### What is being asked
Copy the records below, replacing every occurrence of "menu-item-label" with "menu-entry-text" and leaving everything else unchanged.

### Source data
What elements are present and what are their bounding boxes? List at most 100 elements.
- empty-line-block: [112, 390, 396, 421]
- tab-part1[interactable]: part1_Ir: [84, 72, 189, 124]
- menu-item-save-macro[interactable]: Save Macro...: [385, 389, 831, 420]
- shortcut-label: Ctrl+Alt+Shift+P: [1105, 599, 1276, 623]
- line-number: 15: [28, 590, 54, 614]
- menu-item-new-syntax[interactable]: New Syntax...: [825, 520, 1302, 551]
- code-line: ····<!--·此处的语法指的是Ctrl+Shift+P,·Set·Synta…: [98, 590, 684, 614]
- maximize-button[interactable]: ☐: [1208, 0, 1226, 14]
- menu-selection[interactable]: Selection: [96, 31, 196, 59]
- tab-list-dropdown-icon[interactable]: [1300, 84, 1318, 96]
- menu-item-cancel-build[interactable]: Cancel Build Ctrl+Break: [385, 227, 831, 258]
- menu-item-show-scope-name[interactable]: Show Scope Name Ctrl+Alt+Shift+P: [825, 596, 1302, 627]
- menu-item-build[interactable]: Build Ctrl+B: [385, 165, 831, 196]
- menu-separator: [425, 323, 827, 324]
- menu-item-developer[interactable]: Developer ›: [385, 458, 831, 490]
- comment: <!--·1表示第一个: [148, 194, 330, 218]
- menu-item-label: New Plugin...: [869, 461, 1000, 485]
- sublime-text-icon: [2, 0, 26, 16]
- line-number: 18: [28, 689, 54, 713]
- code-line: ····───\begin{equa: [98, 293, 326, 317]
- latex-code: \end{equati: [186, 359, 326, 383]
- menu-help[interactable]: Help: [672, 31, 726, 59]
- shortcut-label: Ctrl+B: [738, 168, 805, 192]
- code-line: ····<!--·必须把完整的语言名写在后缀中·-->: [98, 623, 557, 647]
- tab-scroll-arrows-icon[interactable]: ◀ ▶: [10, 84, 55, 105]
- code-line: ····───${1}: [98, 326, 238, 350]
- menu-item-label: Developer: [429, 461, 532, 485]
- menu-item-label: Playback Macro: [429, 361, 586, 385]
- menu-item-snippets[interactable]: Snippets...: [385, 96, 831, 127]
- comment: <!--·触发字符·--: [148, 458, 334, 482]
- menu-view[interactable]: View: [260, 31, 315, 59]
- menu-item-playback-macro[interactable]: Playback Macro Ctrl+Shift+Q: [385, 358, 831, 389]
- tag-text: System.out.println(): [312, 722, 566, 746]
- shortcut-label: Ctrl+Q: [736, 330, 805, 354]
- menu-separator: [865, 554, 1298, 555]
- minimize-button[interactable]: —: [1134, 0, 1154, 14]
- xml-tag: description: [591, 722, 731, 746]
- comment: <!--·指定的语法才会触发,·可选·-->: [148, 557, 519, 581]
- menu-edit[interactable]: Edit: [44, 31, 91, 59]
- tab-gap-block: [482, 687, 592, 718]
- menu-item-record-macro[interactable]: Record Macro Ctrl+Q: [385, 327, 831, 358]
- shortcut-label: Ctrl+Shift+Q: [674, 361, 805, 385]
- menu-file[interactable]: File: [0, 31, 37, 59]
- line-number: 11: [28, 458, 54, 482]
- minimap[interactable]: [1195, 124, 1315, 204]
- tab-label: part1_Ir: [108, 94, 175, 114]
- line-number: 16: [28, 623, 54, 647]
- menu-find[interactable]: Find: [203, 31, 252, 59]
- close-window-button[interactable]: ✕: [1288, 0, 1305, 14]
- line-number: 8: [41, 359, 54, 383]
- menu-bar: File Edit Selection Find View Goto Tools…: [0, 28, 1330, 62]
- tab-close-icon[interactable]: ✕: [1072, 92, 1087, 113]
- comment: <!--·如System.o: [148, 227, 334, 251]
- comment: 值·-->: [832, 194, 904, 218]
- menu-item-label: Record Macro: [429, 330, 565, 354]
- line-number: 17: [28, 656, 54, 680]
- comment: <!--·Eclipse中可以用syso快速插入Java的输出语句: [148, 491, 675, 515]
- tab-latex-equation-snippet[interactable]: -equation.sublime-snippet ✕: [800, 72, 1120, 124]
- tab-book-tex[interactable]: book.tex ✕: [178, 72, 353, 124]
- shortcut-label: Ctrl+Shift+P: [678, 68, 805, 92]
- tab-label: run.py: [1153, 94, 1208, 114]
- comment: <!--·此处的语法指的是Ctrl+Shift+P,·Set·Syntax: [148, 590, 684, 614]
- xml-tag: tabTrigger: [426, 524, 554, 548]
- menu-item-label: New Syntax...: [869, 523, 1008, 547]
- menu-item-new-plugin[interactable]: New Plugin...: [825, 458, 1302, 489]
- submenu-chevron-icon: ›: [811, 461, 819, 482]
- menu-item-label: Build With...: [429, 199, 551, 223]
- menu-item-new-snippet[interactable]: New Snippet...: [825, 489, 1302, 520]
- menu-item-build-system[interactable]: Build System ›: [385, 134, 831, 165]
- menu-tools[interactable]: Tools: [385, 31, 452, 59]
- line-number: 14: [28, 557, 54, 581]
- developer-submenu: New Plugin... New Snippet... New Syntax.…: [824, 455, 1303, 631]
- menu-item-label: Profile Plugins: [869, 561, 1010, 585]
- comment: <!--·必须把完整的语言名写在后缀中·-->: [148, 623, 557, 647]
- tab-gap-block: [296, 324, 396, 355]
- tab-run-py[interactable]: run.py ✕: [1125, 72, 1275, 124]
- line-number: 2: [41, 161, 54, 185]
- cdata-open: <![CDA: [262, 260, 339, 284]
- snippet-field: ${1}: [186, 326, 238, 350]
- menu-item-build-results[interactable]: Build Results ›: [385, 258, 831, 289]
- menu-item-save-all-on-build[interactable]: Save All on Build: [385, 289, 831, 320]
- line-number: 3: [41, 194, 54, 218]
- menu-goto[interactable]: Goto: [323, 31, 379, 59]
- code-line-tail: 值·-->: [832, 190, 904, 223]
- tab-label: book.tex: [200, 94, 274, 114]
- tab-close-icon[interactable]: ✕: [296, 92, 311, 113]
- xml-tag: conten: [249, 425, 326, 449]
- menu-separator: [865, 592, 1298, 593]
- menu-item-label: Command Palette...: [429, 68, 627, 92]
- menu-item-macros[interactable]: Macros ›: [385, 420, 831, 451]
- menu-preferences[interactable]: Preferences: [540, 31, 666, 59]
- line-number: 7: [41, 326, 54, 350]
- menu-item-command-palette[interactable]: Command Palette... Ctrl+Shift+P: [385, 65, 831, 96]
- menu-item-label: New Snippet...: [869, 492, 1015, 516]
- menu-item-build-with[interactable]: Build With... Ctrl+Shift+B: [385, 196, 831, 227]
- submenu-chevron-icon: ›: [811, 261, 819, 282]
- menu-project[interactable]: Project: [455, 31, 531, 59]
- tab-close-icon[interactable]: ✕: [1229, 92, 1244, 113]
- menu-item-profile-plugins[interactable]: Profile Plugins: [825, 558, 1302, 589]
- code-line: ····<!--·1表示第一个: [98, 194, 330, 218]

### Problem solution
What elements are present and what are their bounding boxes? List at most 100 elements.
- empty-line-block: [112, 390, 396, 421]
- tab-part1[interactable]: part1_Ir: [84, 72, 189, 124]
- menu-item-save-macro[interactable]: Save Macro...: [385, 389, 831, 420]
- shortcut-label: Ctrl+Alt+Shift+P: [1105, 599, 1276, 623]
- line-number: 15: [28, 590, 54, 614]
- menu-item-new-syntax[interactable]: New Syntax...: [825, 520, 1302, 551]
- code-line: ····<!--·此处的语法指的是Ctrl+Shift+P,·Set·Synta…: [98, 590, 684, 614]
- maximize-button[interactable]: ☐: [1208, 0, 1226, 14]
- menu-selection[interactable]: Selection: [96, 31, 196, 59]
- tab-list-dropdown-icon[interactable]: [1300, 84, 1318, 96]
- menu-item-cancel-build[interactable]: Cancel Build Ctrl+Break: [385, 227, 831, 258]
- menu-item-show-scope-name[interactable]: Show Scope Name Ctrl+Alt+Shift+P: [825, 596, 1302, 627]
- menu-item-build[interactable]: Build Ctrl+B: [385, 165, 831, 196]
- menu-separator: [425, 323, 827, 324]
- menu-item-developer[interactable]: Developer ›: [385, 458, 831, 490]
- comment: <!--·1表示第一个: [148, 194, 330, 218]
- menu-entry-text: New Plugin...: [869, 461, 1000, 485]
- sublime-text-icon: [2, 0, 26, 16]
- line-number: 18: [28, 689, 54, 713]
- code-line: ····───\begin{equa: [98, 293, 326, 317]
- latex-code: \end{equati: [186, 359, 326, 383]
- menu-help[interactable]: Help: [672, 31, 726, 59]
- shortcut-label: Ctrl+B: [738, 168, 805, 192]
- code-line: ····<!--·必须把完整的语言名写在后缀中·-->: [98, 623, 557, 647]
- tab-scroll-arrows-icon[interactable]: ◀ ▶: [10, 84, 55, 105]
- code-line: ····───${1}: [98, 326, 238, 350]
- menu-entry-text: Developer: [429, 461, 532, 485]
- menu-entry-text: Playback Macro: [429, 361, 586, 385]
- menu-item-snippets[interactable]: Snippets...: [385, 96, 831, 127]
- comment: <!--·触发字符·--: [148, 458, 334, 482]
- menu-view[interactable]: View: [260, 31, 315, 59]
- menu-item-playback-macro[interactable]: Playback Macro Ctrl+Shift+Q: [385, 358, 831, 389]
- tag-text: System.out.println(): [312, 722, 566, 746]
- shortcut-label: Ctrl+Q: [736, 330, 805, 354]
- menu-separator: [865, 554, 1298, 555]
- minimize-button[interactable]: —: [1134, 0, 1154, 14]
- xml-tag: description: [591, 722, 731, 746]
- comment: <!--·指定的语法才会触发,·可选·-->: [148, 557, 519, 581]
- menu-edit[interactable]: Edit: [44, 31, 91, 59]
- tab-gap-block: [482, 687, 592, 718]
- menu-item-record-macro[interactable]: Record Macro Ctrl+Q: [385, 327, 831, 358]
- shortcut-label: Ctrl+Shift+Q: [674, 361, 805, 385]
- menu-file[interactable]: File: [0, 31, 37, 59]
- line-number: 11: [28, 458, 54, 482]
- minimap[interactable]: [1195, 124, 1315, 204]
- tab-label: part1_Ir: [108, 94, 175, 114]
- line-number: 16: [28, 623, 54, 647]
- menu-find[interactable]: Find: [203, 31, 252, 59]
- close-window-button[interactable]: ✕: [1288, 0, 1305, 14]
- line-number: 8: [41, 359, 54, 383]
- menu-bar: File Edit Selection Find View Goto Tools…: [0, 28, 1330, 62]
- tab-close-icon[interactable]: ✕: [1072, 92, 1087, 113]
- comment: <!--·如System.o: [148, 227, 334, 251]
- comment: 值·-->: [832, 194, 904, 218]
- menu-entry-text: Record Macro: [429, 330, 565, 354]
- line-number: 17: [28, 656, 54, 680]
- comment: <!--·Eclipse中可以用syso快速插入Java的输出语句: [148, 491, 675, 515]
- tab-latex-equation-snippet[interactable]: -equation.sublime-snippet ✕: [800, 72, 1120, 124]
- tab-book-tex[interactable]: book.tex ✕: [178, 72, 353, 124]
- shortcut-label: Ctrl+Shift+P: [678, 68, 805, 92]
- tab-label: run.py: [1153, 94, 1208, 114]
- comment: <!--·此处的语法指的是Ctrl+Shift+P,·Set·Syntax: [148, 590, 684, 614]
- xml-tag: tabTrigger: [426, 524, 554, 548]
- menu-entry-text: New Syntax...: [869, 523, 1008, 547]
- menu-item-new-plugin[interactable]: New Plugin...: [825, 458, 1302, 489]
- submenu-chevron-icon: ›: [811, 461, 819, 482]
- menu-entry-text: Build With...: [429, 199, 551, 223]
- menu-item-new-snippet[interactable]: New Snippet...: [825, 489, 1302, 520]
- menu-item-build-system[interactable]: Build System ›: [385, 134, 831, 165]
- menu-tools[interactable]: Tools: [385, 31, 452, 59]
- line-number: 14: [28, 557, 54, 581]
- developer-submenu: New Plugin... New Snippet... New Syntax.…: [824, 455, 1303, 631]
- menu-entry-text: Profile Plugins: [869, 561, 1010, 585]
- comment: <!--·必须把完整的语言名写在后缀中·-->: [148, 623, 557, 647]
- tab-gap-block: [296, 324, 396, 355]
- tab-run-py[interactable]: run.py ✕: [1125, 72, 1275, 124]
- line-number: 2: [41, 161, 54, 185]
- cdata-open: <![CDA: [262, 260, 339, 284]
- snippet-field: ${1}: [186, 326, 238, 350]
- menu-item-build-results[interactable]: Build Results ›: [385, 258, 831, 289]
- menu-item-save-all-on-build[interactable]: Save All on Build: [385, 289, 831, 320]
- line-number: 3: [41, 194, 54, 218]
- menu-goto[interactable]: Goto: [323, 31, 379, 59]
- code-line-tail: 值·-->: [832, 190, 904, 223]
- tab-label: book.tex: [200, 94, 274, 114]
- tab-close-icon[interactable]: ✕: [296, 92, 311, 113]
- xml-tag: conten: [249, 425, 326, 449]
- menu-separator: [865, 592, 1298, 593]
- menu-entry-text: Command Palette...: [429, 68, 627, 92]
- menu-item-macros[interactable]: Macros ›: [385, 420, 831, 451]
- menu-preferences[interactable]: Preferences: [540, 31, 666, 59]
- line-number: 7: [41, 326, 54, 350]
- menu-item-command-palette[interactable]: Command Palette... Ctrl+Shift+P: [385, 65, 831, 96]
- menu-entry-text: New Snippet...: [869, 492, 1015, 516]
- menu-item-build-with[interactable]: Build With... Ctrl+Shift+B: [385, 196, 831, 227]
- submenu-chevron-icon: ›: [811, 261, 819, 282]
- menu-project[interactable]: Project: [455, 31, 531, 59]
- tab-close-icon[interactable]: ✕: [1229, 92, 1244, 113]
- menu-item-profile-plugins[interactable]: Profile Plugins: [825, 558, 1302, 589]
- code-line: ····<!--·1表示第一个: [98, 194, 330, 218]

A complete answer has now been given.